From the listing below, copy every line with the word "done".

MATERIAL PROVIDED:

»»

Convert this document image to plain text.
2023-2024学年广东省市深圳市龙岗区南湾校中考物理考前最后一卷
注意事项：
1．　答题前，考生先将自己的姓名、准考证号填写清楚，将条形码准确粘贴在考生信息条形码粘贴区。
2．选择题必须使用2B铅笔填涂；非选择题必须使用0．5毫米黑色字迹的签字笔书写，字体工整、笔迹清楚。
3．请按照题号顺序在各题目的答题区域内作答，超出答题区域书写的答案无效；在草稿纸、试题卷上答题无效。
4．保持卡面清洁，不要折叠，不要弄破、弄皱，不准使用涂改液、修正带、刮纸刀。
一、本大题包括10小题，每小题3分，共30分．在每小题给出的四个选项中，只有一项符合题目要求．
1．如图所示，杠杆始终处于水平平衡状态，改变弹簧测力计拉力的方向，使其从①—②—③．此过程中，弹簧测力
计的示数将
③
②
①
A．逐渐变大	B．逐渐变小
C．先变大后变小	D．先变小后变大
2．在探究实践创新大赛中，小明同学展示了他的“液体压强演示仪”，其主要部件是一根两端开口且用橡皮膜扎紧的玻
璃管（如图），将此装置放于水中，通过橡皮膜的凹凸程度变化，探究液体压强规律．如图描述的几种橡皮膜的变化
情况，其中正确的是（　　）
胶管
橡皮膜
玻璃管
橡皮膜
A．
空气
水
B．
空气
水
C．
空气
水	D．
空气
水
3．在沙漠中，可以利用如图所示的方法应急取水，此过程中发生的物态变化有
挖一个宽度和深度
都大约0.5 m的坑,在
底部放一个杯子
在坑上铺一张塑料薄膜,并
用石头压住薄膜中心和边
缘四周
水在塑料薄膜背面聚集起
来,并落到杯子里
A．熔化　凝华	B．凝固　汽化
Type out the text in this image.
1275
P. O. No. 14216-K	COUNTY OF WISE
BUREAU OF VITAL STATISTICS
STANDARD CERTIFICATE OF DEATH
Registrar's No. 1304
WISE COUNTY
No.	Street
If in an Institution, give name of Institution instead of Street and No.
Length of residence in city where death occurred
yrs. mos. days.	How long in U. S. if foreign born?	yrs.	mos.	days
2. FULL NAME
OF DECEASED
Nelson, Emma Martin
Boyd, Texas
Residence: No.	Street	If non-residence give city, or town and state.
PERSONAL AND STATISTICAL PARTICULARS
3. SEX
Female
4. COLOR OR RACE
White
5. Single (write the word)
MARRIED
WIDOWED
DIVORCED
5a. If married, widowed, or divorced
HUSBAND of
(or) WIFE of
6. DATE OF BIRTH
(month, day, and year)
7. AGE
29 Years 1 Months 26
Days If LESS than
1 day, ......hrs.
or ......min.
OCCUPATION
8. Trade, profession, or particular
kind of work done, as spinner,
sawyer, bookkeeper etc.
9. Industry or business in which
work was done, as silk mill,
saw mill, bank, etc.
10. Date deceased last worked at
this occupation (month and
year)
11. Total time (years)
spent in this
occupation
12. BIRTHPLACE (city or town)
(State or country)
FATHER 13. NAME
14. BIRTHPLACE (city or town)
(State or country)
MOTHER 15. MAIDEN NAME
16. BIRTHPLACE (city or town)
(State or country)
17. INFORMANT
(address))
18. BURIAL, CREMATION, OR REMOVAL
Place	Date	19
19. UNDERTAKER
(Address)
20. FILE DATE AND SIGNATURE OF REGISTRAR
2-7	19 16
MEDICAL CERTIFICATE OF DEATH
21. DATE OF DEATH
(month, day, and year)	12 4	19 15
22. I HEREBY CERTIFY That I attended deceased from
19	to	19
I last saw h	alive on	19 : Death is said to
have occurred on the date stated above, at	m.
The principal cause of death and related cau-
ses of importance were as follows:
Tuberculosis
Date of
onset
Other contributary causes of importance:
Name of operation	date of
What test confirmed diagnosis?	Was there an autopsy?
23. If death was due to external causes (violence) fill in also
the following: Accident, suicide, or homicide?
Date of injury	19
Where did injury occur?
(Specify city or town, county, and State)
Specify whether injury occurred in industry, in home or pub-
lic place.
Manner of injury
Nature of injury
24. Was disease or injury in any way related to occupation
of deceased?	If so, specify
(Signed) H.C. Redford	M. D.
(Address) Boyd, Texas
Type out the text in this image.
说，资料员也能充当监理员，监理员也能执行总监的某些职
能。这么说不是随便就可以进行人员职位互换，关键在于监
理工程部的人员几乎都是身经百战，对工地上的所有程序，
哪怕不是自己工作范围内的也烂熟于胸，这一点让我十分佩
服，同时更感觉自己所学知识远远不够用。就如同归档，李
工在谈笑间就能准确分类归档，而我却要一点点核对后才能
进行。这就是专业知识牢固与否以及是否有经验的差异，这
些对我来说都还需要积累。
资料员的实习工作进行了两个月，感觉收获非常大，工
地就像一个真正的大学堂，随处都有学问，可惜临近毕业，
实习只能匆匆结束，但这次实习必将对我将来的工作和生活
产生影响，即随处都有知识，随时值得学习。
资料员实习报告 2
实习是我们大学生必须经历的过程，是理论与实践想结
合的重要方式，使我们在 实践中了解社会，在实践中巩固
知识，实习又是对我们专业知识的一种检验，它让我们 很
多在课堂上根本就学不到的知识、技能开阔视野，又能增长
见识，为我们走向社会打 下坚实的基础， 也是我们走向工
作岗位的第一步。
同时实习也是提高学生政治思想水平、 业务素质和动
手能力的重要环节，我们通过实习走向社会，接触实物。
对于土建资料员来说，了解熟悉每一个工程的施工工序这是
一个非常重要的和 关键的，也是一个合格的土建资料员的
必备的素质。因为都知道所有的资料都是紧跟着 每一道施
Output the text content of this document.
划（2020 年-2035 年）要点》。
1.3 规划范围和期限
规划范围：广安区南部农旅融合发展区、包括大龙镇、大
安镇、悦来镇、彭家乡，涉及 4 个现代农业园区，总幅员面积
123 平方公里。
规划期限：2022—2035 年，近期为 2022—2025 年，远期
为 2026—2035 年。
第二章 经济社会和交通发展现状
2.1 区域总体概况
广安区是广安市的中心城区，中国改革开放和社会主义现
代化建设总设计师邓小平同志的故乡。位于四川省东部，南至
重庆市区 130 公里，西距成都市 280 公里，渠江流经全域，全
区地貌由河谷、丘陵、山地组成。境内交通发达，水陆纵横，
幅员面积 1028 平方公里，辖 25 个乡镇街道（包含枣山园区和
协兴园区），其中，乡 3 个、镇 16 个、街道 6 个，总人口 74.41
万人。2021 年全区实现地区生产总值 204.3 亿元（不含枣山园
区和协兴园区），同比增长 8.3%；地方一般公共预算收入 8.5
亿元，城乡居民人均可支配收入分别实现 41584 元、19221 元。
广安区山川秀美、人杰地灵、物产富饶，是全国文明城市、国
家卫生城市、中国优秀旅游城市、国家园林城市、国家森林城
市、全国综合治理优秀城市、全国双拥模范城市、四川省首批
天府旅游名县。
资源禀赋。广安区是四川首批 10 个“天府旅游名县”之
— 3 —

««

EXERCISE RESULT:
kind of work done, as spinner,
work was done, as silk mill,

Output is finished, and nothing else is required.